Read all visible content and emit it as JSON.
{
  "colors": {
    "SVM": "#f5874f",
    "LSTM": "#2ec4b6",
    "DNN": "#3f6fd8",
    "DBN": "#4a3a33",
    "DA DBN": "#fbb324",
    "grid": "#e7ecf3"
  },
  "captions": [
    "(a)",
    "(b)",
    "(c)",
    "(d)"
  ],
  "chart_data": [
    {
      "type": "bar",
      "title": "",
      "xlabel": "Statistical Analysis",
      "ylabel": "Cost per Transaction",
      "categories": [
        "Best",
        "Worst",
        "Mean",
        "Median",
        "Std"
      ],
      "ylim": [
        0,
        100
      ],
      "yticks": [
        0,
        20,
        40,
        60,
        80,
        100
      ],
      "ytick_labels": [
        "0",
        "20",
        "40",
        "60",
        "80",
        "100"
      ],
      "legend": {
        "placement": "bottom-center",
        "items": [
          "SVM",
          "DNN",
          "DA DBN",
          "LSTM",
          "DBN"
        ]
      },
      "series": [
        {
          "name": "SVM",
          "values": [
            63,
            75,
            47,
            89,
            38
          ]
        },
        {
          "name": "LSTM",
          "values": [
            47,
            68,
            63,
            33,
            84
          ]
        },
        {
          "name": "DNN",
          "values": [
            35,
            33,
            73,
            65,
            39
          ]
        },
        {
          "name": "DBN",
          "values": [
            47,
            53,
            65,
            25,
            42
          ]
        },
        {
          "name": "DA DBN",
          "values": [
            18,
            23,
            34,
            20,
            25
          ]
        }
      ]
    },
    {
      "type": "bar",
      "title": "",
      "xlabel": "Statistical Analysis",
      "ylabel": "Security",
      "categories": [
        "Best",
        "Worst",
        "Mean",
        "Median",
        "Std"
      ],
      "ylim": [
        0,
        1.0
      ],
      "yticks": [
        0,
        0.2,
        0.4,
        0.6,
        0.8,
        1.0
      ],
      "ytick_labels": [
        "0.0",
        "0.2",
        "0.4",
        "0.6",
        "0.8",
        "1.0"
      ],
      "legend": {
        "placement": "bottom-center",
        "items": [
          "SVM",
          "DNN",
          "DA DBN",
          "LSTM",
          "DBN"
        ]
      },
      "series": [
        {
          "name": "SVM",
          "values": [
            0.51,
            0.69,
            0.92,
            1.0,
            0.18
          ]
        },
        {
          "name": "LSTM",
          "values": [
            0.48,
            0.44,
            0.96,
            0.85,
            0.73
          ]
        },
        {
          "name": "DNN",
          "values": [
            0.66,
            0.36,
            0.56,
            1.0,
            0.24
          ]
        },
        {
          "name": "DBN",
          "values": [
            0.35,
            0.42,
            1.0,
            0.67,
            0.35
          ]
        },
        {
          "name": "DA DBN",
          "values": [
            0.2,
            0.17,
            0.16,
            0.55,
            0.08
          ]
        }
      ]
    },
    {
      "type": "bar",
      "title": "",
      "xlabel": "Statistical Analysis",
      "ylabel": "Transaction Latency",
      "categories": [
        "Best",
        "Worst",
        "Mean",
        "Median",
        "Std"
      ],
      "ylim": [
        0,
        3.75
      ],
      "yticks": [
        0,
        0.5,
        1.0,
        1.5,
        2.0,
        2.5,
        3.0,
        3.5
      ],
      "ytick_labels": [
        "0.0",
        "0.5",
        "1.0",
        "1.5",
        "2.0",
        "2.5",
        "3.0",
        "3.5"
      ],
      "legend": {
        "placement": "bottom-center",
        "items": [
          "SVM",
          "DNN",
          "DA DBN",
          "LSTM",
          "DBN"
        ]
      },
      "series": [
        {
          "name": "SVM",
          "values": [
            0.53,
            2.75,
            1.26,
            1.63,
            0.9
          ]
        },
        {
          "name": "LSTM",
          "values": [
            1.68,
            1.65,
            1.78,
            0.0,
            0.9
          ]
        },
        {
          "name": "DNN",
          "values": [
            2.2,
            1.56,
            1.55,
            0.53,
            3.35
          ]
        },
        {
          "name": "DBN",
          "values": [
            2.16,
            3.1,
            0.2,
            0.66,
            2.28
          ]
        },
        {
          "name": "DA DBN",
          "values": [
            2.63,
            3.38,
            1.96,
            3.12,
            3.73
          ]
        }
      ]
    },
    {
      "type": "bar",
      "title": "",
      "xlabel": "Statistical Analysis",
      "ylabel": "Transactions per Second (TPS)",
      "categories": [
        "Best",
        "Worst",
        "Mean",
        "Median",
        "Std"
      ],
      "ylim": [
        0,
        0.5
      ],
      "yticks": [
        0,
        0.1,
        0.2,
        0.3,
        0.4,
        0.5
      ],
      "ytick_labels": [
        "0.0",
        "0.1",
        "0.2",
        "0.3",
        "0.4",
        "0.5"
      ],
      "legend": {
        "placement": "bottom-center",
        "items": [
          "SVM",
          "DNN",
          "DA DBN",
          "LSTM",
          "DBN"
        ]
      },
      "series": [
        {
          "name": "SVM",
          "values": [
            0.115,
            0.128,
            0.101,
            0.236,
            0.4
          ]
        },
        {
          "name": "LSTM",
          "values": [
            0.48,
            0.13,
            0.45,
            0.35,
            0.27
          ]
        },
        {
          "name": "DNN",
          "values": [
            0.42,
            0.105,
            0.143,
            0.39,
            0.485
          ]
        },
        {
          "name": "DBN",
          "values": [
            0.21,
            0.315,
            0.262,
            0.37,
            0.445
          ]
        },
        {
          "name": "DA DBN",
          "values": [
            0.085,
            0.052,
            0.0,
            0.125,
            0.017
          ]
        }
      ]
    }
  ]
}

**What the task asks:**
Repeat the entries exactly, all of them.

**Result of this exercise:**
Read all visible content and emit it as JSON.
{
  "colors": {
    "SVM": "#f5874f",
    "LSTM": "#2ec4b6",
    "DNN": "#3f6fd8",
    "DBN": "#4a3a33",
    "DA DBN": "#fbb324",
    "grid": "#e7ecf3"
  },
  "captions": [
    "(a)",
    "(b)",
    "(c)",
    "(d)"
  ],
  "chart_data": [
    {
      "type": "bar",
      "title": "",
      "xlabel": "Statistical Analysis",
      "ylabel": "Cost per Transaction",
      "categories": [
        "Best",
        "Worst",
        "Mean",
        "Median",
        "Std"
      ],
      "ylim": [
        0,
        100
      ],
      "yticks": [
        0,
        20,
        40,
        60,
        80,
        100
      ],
      "ytick_labels": [
        "0",
        "20",
        "40",
        "60",
        "80",
        "100"
      ],
      "legend": {
        "placement": "bottom-center",
        "items": [
          "SVM",
          "DNN",
          "DA DBN",
          "LSTM",
          "DBN"
        ]
      },
      "series": [
        {
          "name": "SVM",
          "values": [
            63,
            75,
            47,
            89,
            38
          ]
        },
        {
          "name": "LSTM",
          "values": [
            47,
            68,
            63,
            33,
            84
          ]
        },
        {
          "name": "DNN",
          "values": [
            35,
            33,
            73,
            65,
            39
          ]
        },
        {
          "name": "DBN",
          "values": [
            47,
            53,
            65,
            25,
            42
          ]
        },
        {
          "name": "DA DBN",
          "values": [
            18,
            23,
            34,
            20,
            25
          ]
        }
      ]
    },
    {
      "type": "bar",
      "title": "",
      "xlabel": "Statistical Analysis",
      "ylabel": "Security",
      "categories": [
        "Best",
        "Worst",
        "Mean",
        "Median",
        "Std"
      ],
      "ylim": [
        0,
        1.0
      ],
      "yticks": [
        0,
        0.2,
        0.4,
        0.6,
        0.8,
        1.0
      ],
      "ytick_labels": [
        "0.0",
        "0.2",
        "0.4",
        "0.6",
        "0.8",
        "1.0"
      ],
      "legend": {
        "placement": "bottom-center",
        "items": [
          "SVM",
          "DNN",
          "DA DBN",
          "LSTM",
          "DBN"
        ]
      },
      "series": [
        {
          "name": "SVM",
          "values": [
            0.51,
            0.69,
            0.92,
            1.0,
            0.18
          ]
        },
        {
          "name": "LSTM",
          "values": [
            0.48,
            0.44,
            0.96,
            0.85,
            0.73
          ]
        },
        {
          "name": "DNN",
          "values": [
            0.66,
            0.36,
            0.56,
            1.0,
            0.24
          ]
        },
        {
          "name": "DBN",
          "values": [
            0.35,
            0.42,
            1.0,
            0.67,
            0.35
          ]
        },
        {
          "name": "DA DBN",
          "values": [
            0.2,
            0.17,
            0.16,
            0.55,
            0.08
          ]
        }
      ]
    },
    {
      "type": "bar",
      "title": "",
      "xlabel": "Statistical Analysis",
      "ylabel": "Transaction Latency",
      "categories": [
        "Best",
        "Worst",
        "Mean",
        "Median",
        "Std"
      ],
      "ylim": [
        0,
        3.75
      ],
      "yticks": [
        0,
        0.5,
        1.0,
        1.5,
        2.0,
        2.5,
        3.0,
        3.5
      ],
      "ytick_labels": [
        "0.0",
        "0.5",
        "1.0",
        "1.5",
        "2.0",
        "2.5",
        "3.0",
        "3.5"
      ],
      "legend": {
        "placement": "bottom-center",
        "items": [
          "SVM",
          "DNN",
          "DA DBN",
          "LSTM",
          "DBN"
        ]
      },
      "series": [
        {
          "name": "SVM",
          "values": [
            0.53,
            2.75,
            1.26,
            1.63,
            0.9
          ]
        },
        {
          "name": "LSTM",
          "values": [
            1.68,
            1.65,
            1.78,
            0.0,
            0.9
          ]
        },
        {
          "name": "DNN",
          "values": [
            2.2,
            1.56,
            1.55,
            0.53,
            3.35
          ]
        },
        {
          "name": "DBN",
          "values": [
            2.16,
            3.1,
            0.2,
            0.66,
            2.28
          ]
        },
        {
          "name": "DA DBN",
          "values": [
            2.63,
            3.38,
            1.96,
            3.12,
            3.73
          ]
        }
      ]
    },
    {
      "type": "bar",
      "title": "",
      "xlabel": "Statistical Analysis",
      "ylabel": "Transactions per Second (TPS)",
      "categories": [
        "Best",
        "Worst",
        "Mean",
        "Median",
        "Std"
      ],
      "ylim": [
        0,
        0.5
      ],
      "yticks": [
        0,
        0.1,
        0.2,
        0.3,
        0.4,
        0.5
      ],
      "ytick_labels": [
        "0.0",
        "0.1",
        "0.2",
        "0.3",
        "0.4",
        "0.5"
      ],
      "legend": {
        "placement": "bottom-center",
        "items": [
          "SVM",
          "DNN",
          "DA DBN",
          "LSTM",
          "DBN"
        ]
      },
      "series": [
        {
          "name": "SVM",
          "values": [
            0.115,
            0.128,
            0.101,
            0.236,
            0.4
          ]
        },
        {
          "name": "LSTM",
          "values": [
            0.48,
            0.13,
            0.45,
            0.35,
            0.27
          ]
        },
        {
          "name": "DNN",
          "values": [
            0.42,
            0.105,
            0.143,
            0.39,
            0.485
          ]
        },
        {
          "name": "DBN",
          "values": [
            0.21,
            0.315,
            0.262,
            0.37,
            0.445
          ]
        },
        {
          "name": "DA DBN",
          "values": [
            0.085,
            0.052,
            0.0,
            0.125,
            0.017
          ]
        }
      ]
    }
  ]
}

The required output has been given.